§ **Exercise instructions**
Copy every line from the records below that holds the word "image".

Records excerpted from a collection:
==*==
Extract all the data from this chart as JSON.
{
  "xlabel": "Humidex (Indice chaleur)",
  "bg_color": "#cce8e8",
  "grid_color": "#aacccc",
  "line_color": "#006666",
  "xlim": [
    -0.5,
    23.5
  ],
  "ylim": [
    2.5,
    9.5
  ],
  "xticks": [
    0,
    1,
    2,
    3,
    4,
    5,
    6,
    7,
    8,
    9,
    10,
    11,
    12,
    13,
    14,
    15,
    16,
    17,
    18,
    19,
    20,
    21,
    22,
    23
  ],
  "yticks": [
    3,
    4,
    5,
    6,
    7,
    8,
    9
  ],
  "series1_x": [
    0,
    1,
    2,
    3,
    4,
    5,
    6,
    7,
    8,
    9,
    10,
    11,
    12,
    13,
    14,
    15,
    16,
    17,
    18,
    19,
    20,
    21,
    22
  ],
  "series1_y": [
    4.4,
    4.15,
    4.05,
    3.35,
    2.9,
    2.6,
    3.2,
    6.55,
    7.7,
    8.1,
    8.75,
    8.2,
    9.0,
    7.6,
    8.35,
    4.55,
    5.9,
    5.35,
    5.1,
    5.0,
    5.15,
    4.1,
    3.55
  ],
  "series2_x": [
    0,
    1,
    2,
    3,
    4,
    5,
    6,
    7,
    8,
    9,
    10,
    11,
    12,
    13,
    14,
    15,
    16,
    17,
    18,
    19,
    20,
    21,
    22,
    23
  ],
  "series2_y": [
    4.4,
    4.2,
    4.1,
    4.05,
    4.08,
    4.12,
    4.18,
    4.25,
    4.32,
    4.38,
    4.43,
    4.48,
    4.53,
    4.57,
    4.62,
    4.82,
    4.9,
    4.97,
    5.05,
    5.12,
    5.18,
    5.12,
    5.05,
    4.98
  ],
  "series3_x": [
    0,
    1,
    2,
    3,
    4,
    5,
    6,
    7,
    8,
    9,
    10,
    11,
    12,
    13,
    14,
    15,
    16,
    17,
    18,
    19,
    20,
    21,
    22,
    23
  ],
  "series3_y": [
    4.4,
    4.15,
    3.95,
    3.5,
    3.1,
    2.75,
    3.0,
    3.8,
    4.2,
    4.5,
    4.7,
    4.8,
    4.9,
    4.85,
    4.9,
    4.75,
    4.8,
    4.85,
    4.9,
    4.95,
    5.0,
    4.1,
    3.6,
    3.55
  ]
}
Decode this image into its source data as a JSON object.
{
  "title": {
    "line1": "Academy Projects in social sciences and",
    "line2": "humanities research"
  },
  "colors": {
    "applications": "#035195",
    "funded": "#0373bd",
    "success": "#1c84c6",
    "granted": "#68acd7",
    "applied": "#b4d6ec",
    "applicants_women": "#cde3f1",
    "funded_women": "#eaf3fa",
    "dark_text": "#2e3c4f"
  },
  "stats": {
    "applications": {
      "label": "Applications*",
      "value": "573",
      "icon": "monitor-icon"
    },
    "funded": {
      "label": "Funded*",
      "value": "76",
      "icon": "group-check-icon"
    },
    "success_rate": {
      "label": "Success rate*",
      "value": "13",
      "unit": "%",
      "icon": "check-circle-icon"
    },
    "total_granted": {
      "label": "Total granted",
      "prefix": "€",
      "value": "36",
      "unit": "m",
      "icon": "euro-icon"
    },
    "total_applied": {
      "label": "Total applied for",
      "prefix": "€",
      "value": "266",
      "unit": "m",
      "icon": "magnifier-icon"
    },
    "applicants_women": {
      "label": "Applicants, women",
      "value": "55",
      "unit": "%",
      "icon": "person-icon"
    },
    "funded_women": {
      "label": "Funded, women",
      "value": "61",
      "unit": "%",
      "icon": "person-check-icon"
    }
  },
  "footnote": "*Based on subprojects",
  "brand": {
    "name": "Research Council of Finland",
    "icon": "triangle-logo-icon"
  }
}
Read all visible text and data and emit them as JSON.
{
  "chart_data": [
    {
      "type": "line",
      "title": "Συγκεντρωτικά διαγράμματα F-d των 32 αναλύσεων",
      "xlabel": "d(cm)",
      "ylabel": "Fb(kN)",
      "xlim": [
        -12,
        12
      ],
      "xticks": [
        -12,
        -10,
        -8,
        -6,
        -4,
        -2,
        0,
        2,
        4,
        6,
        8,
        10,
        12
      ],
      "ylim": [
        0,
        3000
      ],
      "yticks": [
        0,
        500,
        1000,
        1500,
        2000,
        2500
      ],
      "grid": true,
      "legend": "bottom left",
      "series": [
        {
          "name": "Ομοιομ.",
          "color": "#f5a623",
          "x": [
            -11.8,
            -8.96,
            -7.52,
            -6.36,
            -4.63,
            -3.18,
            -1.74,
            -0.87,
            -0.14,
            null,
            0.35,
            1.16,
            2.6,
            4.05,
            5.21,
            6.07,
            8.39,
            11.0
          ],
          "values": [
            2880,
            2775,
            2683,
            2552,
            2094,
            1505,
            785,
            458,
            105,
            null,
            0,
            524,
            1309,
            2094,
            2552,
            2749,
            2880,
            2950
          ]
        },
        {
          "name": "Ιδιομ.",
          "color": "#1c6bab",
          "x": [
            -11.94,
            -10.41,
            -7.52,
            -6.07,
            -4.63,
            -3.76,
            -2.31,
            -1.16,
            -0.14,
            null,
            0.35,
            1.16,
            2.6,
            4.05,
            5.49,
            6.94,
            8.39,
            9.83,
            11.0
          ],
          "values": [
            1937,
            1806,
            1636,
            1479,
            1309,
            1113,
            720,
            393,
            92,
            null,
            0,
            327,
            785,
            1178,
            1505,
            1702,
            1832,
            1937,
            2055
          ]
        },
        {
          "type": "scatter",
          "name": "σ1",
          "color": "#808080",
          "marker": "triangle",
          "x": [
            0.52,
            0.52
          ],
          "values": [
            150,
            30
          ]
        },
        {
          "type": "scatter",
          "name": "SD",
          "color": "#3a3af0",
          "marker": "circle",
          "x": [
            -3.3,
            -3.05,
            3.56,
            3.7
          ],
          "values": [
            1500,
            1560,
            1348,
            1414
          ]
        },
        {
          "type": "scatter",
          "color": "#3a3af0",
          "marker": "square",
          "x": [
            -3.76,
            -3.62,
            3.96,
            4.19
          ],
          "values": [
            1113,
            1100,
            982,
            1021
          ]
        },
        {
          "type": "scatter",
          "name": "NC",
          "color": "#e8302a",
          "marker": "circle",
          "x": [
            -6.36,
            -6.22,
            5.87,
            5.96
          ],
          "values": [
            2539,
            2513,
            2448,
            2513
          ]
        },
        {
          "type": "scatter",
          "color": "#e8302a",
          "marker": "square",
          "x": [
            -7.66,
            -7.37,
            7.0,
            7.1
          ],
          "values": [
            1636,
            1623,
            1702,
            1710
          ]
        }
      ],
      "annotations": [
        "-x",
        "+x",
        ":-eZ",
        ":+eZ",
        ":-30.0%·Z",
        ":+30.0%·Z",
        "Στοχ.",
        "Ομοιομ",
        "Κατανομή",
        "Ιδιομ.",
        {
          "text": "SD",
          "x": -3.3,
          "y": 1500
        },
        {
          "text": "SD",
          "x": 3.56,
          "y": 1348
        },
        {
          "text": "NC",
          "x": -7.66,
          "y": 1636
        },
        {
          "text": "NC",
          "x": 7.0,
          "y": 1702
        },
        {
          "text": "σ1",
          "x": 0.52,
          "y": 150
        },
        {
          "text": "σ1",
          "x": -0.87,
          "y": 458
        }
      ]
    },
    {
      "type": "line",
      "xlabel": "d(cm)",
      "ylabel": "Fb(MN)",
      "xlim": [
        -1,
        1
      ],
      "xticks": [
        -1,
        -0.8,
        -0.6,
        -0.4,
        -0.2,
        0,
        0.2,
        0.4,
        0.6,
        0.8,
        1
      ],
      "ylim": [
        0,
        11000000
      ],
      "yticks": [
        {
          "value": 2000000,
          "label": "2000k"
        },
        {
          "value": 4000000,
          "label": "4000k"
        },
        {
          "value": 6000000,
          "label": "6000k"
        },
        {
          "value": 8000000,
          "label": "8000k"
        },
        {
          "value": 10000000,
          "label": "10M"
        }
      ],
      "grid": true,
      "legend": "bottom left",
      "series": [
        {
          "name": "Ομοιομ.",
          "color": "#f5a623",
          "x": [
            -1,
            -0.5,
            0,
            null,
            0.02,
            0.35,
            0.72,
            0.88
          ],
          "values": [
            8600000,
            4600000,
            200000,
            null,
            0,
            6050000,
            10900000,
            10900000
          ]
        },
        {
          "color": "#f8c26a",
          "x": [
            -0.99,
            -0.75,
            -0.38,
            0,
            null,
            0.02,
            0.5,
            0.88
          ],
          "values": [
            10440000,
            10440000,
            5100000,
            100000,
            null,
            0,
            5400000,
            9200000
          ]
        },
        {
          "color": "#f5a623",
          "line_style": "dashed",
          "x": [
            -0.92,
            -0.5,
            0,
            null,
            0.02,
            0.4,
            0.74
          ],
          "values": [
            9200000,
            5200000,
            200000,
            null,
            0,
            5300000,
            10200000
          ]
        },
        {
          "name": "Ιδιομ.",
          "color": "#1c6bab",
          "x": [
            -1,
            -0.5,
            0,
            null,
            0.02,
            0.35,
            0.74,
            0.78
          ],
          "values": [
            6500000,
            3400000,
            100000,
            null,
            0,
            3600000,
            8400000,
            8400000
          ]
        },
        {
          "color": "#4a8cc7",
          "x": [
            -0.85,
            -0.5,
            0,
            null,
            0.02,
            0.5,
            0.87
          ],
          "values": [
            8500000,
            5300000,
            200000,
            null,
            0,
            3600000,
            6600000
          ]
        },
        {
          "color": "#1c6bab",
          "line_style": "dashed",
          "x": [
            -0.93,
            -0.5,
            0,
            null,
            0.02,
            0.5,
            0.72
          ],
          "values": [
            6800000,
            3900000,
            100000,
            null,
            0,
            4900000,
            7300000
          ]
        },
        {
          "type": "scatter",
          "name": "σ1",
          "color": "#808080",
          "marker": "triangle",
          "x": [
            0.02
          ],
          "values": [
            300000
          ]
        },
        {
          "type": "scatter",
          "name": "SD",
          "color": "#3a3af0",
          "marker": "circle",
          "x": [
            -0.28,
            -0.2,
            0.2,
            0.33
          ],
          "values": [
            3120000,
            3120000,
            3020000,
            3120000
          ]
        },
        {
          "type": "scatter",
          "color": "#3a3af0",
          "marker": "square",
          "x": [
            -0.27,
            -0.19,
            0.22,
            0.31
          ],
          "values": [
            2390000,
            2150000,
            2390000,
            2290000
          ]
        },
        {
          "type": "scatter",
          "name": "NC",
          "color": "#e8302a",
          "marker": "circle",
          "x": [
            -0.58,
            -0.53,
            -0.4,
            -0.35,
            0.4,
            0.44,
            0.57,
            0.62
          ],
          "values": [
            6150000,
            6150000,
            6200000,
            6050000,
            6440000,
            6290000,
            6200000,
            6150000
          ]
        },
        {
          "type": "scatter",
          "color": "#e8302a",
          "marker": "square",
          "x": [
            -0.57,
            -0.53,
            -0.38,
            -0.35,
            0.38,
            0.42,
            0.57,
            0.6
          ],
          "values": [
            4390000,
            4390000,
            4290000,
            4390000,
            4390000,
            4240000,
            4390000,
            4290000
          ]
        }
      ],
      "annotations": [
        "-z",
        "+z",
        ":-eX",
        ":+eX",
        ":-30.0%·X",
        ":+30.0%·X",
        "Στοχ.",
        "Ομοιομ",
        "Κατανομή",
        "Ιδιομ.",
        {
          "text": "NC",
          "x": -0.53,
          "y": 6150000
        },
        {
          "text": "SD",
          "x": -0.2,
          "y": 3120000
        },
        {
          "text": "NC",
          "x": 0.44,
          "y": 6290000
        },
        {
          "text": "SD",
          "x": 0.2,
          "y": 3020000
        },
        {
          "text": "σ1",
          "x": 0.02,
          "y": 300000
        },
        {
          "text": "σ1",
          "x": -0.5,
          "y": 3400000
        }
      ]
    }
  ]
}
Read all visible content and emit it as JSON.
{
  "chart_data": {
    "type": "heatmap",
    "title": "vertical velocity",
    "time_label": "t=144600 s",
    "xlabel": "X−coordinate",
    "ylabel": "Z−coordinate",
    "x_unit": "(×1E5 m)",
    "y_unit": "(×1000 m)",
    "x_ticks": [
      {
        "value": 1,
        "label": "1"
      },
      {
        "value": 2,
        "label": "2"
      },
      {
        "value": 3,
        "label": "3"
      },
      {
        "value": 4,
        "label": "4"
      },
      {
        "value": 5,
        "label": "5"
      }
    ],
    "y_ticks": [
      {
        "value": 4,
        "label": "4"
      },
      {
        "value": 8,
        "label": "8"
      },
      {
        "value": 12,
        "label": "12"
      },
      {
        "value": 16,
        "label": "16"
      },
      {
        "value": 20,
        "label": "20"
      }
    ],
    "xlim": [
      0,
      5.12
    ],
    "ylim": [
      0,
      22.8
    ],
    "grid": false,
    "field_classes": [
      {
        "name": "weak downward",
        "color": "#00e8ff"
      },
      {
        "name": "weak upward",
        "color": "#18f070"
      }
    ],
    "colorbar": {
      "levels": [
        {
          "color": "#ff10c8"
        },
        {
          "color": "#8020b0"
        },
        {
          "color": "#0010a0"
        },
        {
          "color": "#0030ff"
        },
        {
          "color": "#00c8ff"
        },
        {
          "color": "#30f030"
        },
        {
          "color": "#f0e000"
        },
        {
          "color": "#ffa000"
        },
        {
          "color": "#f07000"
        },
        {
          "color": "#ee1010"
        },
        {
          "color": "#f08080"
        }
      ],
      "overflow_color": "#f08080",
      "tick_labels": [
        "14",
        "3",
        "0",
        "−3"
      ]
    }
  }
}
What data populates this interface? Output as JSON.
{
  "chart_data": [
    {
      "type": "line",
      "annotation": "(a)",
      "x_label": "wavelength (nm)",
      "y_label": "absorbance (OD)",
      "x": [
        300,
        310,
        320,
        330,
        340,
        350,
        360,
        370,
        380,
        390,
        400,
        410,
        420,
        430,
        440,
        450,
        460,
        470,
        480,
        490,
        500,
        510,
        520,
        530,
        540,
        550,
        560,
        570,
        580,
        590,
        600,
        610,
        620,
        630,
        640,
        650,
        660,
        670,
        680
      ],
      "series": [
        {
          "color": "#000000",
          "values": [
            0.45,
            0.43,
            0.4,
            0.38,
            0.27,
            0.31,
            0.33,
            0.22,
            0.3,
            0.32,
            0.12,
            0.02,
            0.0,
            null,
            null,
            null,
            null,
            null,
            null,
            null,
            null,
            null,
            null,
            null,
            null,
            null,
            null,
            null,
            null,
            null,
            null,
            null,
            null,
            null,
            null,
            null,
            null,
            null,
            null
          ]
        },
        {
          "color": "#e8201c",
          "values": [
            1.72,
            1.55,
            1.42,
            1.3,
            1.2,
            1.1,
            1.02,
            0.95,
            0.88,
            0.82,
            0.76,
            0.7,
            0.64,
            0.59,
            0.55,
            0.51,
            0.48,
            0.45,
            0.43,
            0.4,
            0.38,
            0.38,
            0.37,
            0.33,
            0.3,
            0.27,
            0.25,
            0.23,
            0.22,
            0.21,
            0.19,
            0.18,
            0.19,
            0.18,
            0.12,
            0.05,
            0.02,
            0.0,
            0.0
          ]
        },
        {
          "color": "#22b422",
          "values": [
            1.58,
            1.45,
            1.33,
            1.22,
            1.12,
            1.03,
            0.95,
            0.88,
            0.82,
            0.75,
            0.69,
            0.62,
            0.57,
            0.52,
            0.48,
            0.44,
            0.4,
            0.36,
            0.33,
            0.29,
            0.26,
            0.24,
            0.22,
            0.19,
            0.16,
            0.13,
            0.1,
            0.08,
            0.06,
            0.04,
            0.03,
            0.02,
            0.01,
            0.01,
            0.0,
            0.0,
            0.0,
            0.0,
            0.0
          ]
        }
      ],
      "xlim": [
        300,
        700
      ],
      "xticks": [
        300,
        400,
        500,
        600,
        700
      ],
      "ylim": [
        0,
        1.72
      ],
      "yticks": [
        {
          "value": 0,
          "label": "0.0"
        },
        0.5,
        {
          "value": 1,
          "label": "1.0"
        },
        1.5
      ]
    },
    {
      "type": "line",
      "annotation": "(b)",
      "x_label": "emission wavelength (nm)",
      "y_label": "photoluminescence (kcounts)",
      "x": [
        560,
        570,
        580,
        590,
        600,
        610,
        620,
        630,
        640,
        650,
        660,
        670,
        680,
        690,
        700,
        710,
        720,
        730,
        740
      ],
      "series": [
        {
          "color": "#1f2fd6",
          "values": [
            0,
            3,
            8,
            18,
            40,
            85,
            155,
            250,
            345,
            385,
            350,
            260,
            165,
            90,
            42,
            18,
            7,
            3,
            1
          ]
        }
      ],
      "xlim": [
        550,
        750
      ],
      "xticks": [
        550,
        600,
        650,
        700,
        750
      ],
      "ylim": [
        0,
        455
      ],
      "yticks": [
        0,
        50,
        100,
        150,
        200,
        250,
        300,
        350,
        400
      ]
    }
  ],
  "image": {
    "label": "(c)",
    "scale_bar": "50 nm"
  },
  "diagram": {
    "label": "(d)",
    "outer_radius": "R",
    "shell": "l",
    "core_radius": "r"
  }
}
==*==
§ **Finished task**
Decode this image into its source data as a JSON object.
  "image": {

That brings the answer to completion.